§ **Data**:
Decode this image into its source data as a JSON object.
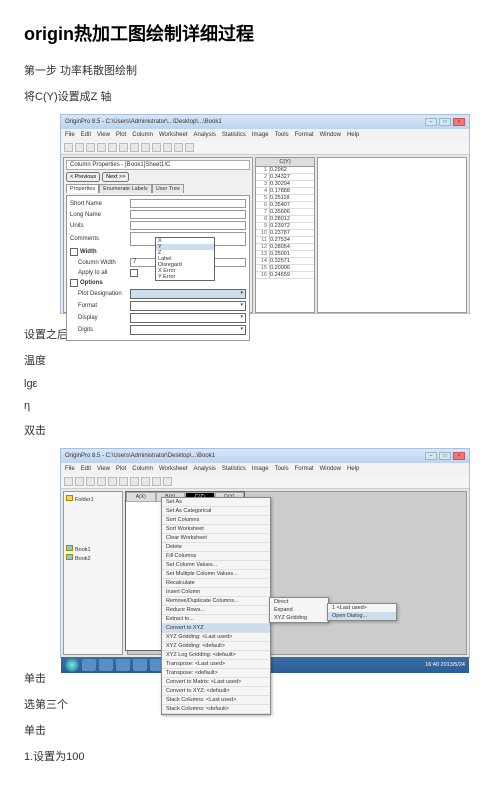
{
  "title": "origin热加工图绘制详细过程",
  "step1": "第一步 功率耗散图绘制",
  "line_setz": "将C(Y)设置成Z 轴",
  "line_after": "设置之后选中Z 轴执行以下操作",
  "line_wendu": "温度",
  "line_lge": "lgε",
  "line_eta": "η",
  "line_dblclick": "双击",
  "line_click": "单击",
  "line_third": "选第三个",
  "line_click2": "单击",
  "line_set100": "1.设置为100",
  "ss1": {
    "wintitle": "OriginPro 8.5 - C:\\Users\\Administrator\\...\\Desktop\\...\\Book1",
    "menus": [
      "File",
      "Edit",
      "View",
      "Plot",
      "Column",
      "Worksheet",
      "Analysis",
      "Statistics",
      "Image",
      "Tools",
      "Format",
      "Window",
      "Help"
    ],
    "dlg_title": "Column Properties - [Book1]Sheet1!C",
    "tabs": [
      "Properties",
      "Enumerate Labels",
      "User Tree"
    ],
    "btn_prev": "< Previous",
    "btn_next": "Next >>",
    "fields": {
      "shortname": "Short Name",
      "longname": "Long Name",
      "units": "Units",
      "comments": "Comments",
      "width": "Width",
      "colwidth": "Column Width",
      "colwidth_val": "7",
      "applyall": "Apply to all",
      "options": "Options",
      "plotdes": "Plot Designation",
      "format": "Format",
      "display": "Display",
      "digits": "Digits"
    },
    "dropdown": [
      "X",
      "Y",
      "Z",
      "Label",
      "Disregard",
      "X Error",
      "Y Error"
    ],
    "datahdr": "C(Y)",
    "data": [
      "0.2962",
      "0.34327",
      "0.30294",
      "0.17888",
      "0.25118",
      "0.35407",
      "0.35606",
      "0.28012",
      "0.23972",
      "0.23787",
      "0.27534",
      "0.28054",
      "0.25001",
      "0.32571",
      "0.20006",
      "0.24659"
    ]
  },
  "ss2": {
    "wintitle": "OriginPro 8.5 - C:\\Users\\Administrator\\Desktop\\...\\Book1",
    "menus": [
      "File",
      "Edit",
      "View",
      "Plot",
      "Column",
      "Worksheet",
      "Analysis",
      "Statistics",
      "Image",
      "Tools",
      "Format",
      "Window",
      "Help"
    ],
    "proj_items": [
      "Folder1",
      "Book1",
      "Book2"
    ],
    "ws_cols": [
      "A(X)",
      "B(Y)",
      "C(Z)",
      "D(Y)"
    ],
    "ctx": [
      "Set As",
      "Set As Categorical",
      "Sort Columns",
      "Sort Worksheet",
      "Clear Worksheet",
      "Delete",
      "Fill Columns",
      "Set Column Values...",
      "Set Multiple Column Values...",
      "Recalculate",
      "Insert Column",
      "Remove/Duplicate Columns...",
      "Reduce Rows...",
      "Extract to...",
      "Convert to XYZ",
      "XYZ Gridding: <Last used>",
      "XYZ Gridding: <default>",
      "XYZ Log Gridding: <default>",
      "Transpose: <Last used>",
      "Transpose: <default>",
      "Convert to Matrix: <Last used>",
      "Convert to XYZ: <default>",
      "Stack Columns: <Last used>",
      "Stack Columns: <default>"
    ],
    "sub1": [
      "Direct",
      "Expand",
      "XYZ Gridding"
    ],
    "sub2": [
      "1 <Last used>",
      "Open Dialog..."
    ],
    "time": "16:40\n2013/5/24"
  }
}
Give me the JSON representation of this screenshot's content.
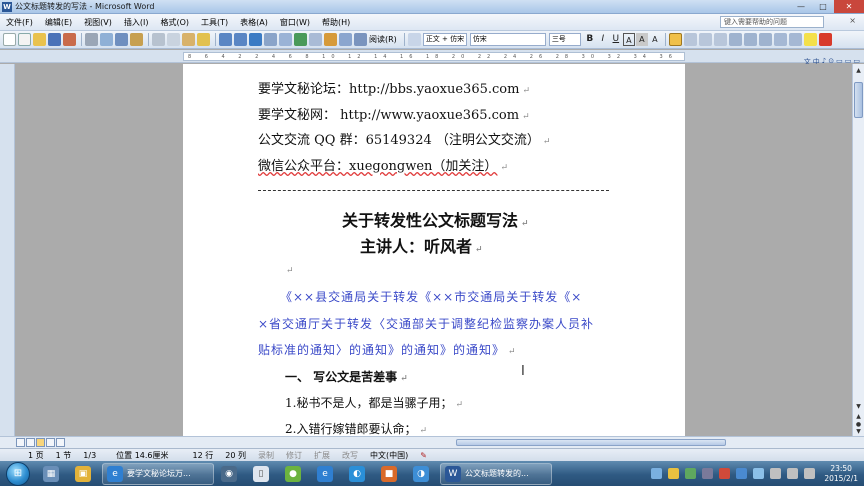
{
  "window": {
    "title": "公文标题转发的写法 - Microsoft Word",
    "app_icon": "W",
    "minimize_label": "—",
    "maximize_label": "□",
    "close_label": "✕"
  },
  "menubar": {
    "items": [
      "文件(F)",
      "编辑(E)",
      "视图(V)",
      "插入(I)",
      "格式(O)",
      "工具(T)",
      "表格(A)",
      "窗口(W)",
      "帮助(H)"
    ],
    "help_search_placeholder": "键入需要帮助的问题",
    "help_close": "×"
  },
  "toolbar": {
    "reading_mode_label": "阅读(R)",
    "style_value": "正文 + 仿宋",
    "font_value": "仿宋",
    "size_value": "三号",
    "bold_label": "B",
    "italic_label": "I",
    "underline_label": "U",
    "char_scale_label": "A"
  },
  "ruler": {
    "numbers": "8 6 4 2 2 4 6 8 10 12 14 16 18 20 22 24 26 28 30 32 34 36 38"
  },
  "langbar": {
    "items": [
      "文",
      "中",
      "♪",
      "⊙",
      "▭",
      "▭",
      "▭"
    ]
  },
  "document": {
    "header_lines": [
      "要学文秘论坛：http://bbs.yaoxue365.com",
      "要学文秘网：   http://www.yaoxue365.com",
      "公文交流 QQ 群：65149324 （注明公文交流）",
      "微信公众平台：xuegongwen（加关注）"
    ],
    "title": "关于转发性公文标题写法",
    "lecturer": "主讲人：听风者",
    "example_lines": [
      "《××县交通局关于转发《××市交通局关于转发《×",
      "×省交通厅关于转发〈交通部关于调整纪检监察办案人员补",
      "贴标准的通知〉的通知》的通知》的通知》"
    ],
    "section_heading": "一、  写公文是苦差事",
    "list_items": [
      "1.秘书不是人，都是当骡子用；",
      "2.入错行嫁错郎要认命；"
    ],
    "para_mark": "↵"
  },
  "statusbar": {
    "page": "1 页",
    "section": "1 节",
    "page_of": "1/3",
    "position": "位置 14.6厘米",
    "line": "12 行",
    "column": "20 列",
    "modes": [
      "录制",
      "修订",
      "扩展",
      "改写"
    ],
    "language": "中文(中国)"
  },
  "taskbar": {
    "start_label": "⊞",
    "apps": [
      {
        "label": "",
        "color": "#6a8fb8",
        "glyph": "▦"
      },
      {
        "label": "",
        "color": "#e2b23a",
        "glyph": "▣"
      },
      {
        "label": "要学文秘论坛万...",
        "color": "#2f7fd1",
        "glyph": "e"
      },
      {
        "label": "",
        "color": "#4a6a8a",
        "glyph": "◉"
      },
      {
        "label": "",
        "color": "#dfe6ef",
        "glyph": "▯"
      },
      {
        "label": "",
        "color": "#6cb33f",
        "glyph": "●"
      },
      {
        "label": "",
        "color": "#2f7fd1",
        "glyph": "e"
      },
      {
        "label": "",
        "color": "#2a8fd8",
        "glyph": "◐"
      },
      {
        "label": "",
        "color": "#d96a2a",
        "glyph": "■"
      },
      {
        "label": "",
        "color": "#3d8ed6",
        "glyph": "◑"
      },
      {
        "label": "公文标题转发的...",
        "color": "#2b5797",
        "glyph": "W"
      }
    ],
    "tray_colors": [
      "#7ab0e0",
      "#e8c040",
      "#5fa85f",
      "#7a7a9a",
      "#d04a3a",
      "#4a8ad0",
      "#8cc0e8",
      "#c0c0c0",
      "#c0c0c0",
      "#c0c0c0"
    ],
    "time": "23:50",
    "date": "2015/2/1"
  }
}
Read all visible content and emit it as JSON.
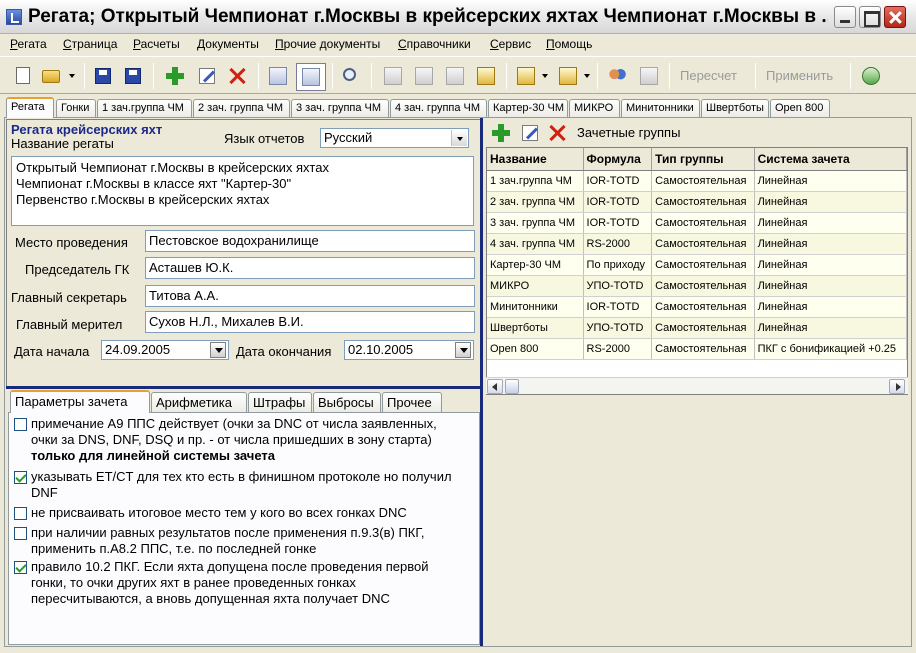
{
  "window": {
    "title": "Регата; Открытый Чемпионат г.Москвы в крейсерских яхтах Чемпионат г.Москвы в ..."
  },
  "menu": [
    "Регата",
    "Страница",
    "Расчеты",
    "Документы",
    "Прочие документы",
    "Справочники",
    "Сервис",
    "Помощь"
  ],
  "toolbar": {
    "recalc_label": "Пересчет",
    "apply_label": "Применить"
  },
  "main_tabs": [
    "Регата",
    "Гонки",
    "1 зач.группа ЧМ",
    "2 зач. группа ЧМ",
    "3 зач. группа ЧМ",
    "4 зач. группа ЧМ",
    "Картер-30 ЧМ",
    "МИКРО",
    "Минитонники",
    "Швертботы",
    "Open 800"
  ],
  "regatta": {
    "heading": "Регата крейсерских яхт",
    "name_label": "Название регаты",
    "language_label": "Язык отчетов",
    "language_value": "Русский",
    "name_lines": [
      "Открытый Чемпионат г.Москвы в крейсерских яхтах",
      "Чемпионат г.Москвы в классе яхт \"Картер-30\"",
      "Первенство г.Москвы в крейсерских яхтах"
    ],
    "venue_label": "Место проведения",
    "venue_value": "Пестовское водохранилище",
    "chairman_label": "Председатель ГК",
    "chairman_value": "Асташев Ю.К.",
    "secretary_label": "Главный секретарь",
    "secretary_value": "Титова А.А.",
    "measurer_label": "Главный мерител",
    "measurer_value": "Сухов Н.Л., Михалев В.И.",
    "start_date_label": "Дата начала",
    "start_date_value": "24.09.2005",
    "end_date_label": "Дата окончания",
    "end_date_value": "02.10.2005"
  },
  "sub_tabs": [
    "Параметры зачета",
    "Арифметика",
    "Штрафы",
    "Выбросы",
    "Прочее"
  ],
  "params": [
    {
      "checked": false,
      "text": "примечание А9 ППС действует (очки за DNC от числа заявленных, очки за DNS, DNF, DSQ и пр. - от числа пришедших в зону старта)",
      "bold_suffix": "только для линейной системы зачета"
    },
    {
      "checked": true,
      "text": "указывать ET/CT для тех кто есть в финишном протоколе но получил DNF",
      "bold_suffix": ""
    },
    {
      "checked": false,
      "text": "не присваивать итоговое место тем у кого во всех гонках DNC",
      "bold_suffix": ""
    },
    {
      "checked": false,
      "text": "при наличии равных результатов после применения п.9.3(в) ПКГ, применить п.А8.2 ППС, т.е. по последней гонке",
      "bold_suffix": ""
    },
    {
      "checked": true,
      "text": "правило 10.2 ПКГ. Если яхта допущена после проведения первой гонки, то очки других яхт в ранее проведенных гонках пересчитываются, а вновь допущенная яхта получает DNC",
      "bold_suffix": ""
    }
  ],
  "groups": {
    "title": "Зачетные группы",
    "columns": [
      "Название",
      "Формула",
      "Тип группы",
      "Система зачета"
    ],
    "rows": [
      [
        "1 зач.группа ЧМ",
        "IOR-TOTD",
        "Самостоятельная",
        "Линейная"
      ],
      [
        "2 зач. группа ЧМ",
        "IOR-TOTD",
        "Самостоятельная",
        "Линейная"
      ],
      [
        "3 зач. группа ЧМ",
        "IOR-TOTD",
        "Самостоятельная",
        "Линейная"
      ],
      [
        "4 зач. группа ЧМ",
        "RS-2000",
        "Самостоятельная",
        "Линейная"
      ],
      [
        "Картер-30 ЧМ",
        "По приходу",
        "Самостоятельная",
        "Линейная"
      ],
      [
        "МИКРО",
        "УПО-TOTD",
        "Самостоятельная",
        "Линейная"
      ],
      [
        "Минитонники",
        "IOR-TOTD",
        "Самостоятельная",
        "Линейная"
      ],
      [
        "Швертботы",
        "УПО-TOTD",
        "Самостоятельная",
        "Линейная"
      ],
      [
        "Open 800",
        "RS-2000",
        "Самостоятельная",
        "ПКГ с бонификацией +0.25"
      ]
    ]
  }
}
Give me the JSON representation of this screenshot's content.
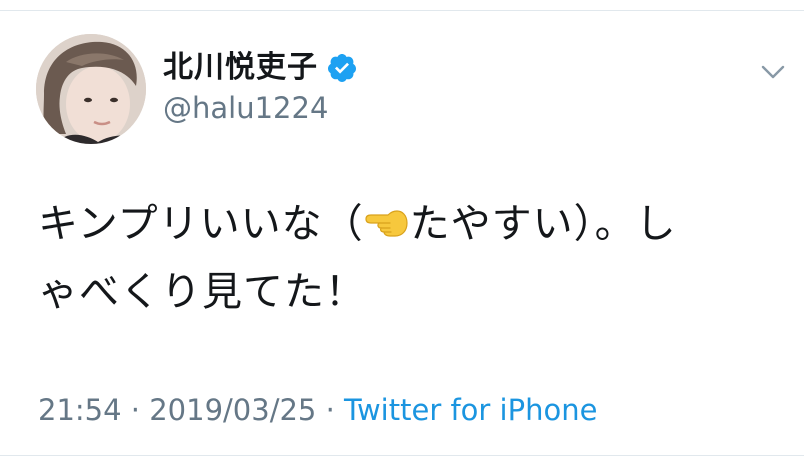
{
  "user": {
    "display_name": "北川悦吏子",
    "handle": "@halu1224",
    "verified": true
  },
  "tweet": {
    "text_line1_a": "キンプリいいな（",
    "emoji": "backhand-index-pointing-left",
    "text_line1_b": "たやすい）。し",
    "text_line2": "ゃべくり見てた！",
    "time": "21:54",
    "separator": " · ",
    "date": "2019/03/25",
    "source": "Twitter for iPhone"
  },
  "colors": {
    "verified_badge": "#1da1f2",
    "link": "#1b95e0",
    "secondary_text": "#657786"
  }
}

§ **Written problem**: Of the lines in the material above, state how many contain the string "Convert"; give no other text.

§ **Result**: 3